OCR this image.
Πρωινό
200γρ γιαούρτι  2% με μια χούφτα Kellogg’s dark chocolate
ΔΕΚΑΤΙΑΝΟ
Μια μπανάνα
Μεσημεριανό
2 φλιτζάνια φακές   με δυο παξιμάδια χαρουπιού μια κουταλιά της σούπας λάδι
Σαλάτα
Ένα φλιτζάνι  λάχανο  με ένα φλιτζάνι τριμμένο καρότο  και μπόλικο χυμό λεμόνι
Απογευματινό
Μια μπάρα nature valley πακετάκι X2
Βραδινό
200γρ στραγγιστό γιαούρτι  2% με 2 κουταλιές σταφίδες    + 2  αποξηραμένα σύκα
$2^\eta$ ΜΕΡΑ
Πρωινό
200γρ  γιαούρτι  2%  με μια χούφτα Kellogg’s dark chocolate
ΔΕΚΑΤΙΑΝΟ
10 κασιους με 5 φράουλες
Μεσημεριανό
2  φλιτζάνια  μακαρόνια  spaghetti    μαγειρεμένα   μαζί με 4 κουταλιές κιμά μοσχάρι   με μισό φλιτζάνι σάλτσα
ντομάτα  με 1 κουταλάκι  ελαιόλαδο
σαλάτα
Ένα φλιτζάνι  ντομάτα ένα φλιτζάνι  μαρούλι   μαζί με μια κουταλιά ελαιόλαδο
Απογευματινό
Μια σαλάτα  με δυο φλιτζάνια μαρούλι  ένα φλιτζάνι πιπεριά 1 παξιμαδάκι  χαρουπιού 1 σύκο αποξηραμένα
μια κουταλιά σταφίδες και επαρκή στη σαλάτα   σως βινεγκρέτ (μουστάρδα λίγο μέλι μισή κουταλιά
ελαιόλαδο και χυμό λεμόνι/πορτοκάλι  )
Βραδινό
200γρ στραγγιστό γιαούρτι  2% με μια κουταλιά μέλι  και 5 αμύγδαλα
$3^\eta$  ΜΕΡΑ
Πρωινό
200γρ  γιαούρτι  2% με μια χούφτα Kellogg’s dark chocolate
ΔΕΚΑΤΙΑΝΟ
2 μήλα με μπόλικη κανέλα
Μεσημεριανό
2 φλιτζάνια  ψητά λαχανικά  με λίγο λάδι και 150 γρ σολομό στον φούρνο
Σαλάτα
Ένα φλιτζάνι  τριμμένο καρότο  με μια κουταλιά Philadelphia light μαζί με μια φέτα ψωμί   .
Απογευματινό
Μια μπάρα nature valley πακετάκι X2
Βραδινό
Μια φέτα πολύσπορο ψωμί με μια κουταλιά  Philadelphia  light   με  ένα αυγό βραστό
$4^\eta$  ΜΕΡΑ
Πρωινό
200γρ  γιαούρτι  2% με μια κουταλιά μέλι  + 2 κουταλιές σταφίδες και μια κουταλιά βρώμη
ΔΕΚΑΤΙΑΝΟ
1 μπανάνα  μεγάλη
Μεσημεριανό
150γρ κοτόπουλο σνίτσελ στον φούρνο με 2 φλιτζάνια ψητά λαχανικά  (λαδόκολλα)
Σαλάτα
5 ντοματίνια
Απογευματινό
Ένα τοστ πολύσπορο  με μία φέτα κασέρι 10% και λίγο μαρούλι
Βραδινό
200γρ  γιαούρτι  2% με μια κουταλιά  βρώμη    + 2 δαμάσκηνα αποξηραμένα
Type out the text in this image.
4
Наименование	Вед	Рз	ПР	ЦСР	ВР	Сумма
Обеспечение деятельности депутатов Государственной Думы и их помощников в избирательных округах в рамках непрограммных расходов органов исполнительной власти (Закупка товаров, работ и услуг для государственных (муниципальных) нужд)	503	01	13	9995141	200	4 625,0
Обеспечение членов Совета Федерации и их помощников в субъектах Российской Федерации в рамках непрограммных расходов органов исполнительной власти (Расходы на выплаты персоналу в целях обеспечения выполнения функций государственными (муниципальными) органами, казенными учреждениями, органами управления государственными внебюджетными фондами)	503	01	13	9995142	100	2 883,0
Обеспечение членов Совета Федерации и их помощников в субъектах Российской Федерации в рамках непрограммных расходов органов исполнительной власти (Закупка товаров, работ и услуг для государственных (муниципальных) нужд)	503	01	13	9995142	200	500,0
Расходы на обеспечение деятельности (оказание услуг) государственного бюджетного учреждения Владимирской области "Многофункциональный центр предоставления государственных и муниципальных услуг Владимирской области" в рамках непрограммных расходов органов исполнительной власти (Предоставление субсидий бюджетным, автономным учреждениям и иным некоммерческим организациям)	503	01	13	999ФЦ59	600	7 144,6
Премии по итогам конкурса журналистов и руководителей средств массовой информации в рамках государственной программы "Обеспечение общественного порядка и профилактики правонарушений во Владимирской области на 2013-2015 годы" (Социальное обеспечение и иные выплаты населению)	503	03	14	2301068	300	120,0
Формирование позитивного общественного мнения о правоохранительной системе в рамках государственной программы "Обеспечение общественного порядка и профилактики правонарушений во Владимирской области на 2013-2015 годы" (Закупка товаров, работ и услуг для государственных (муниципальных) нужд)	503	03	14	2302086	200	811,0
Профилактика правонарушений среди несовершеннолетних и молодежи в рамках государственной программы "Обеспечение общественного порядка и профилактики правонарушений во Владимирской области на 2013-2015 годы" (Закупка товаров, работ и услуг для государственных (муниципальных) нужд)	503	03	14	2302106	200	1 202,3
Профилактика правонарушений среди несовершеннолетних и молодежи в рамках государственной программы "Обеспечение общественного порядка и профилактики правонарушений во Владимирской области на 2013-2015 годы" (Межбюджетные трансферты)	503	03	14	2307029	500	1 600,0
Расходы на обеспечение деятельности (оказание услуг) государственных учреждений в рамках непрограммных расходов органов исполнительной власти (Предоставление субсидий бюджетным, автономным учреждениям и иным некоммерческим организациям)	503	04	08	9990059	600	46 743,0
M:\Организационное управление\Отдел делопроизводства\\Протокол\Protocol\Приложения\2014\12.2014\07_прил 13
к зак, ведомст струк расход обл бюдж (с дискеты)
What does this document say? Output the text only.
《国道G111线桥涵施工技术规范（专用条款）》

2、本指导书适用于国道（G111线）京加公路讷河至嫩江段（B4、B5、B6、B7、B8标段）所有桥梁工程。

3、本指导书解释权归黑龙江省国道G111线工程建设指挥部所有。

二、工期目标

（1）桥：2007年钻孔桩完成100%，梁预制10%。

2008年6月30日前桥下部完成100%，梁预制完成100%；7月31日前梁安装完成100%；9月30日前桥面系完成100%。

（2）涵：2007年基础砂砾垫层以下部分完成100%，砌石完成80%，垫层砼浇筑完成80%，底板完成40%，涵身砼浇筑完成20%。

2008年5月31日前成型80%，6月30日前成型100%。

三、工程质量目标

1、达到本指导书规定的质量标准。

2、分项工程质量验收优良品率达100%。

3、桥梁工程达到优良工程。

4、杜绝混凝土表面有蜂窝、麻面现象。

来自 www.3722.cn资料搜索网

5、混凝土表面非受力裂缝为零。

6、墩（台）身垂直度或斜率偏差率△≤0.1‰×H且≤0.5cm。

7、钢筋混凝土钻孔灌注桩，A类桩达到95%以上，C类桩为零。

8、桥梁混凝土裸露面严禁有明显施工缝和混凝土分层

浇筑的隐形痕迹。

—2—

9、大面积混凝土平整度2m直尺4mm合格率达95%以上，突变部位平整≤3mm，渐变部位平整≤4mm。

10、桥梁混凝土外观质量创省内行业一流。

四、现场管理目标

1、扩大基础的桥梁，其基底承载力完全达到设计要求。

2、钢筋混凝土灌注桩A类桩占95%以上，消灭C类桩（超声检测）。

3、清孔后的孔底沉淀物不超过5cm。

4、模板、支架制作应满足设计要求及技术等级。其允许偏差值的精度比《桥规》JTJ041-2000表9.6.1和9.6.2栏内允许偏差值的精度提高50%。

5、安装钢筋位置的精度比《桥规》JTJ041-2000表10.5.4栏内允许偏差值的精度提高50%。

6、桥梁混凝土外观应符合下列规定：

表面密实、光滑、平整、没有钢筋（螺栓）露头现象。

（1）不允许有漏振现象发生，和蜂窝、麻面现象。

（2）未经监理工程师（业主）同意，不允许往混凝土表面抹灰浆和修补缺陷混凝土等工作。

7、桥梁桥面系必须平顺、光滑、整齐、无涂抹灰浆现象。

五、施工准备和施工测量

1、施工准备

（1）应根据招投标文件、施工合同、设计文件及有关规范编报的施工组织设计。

========================================

• WORK TO BE COMPLETED
Starting at the line that contains "What does this", write out every line to the end of the entries, exactly as given.

• EXERCISE SOLUTION
What does this document say? Output the text only.
《国道G111线桥涵施工技术规范（专用条款）》

2、本指导书适用于国道（G111线）京加公路讷河至嫩江段（B4、B5、B6、B7、B8标段）所有桥梁工程。

3、本指导书解释权归黑龙江省国道G111线工程建设指挥部所有。

二、工期目标

（1）桥：2007年钻孔桩完成100%，梁预制10%。

2008年6月30日前桥下部完成100%，梁预制完成100%；7月31日前梁安装完成100%；9月30日前桥面系完成100%。

（2）涵：2007年基础砂砾垫层以下部分完成100%，砌石完成80%，垫层砼浇筑完成80%，底板完成40%，涵身砼浇筑完成20%。

2008年5月31日前成型80%，6月30日前成型100%。

三、工程质量目标

1、达到本指导书规定的质量标准。

2、分项工程质量验收优良品率达100%。

3、桥梁工程达到优良工程。

4、杜绝混凝土表面有蜂窝、麻面现象。

来自 www.3722.cn资料搜索网

5、混凝土表面非受力裂缝为零。

6、墩（台）身垂直度或斜率偏差率△≤0.1‰×H且≤0.5cm。

7、钢筋混凝土钻孔灌注桩，A类桩达到95%以上，C类桩为零。

8、桥梁混凝土裸露面严禁有明显施工缝和混凝土分层

浇筑的隐形痕迹。

—2—

9、大面积混凝土平整度2m直尺4mm合格率达95%以上，突变部位平整≤3mm，渐变部位平整≤4mm。

10、桥梁混凝土外观质量创省内行业一流。

四、现场管理目标

1、扩大基础的桥梁，其基底承载力完全达到设计要求。

2、钢筋混凝土灌注桩A类桩占95%以上，消灭C类桩（超声检测）。

3、清孔后的孔底沉淀物不超过5cm。

4、模板、支架制作应满足设计要求及技术等级。其允许偏差值的精度比《桥规》JTJ041-2000表9.6.1和9.6.2栏内允许偏差值的精度提高50%。

5、安装钢筋位置的精度比《桥规》JTJ041-2000表10.5.4栏内允许偏差值的精度提高50%。

6、桥梁混凝土外观应符合下列规定：

表面密实、光滑、平整、没有钢筋（螺栓）露头现象。

（1）不允许有漏振现象发生，和蜂窝、麻面现象。

（2）未经监理工程师（业主）同意，不允许往混凝土表面抹灰浆和修补缺陷混凝土等工作。

7、桥梁桥面系必须平顺、光滑、整齐、无涂抹灰浆现象。

五、施工准备和施工测量

1、施工准备

（1）应根据招投标文件、施工合同、设计文件及有关规范编报的施工组织设计。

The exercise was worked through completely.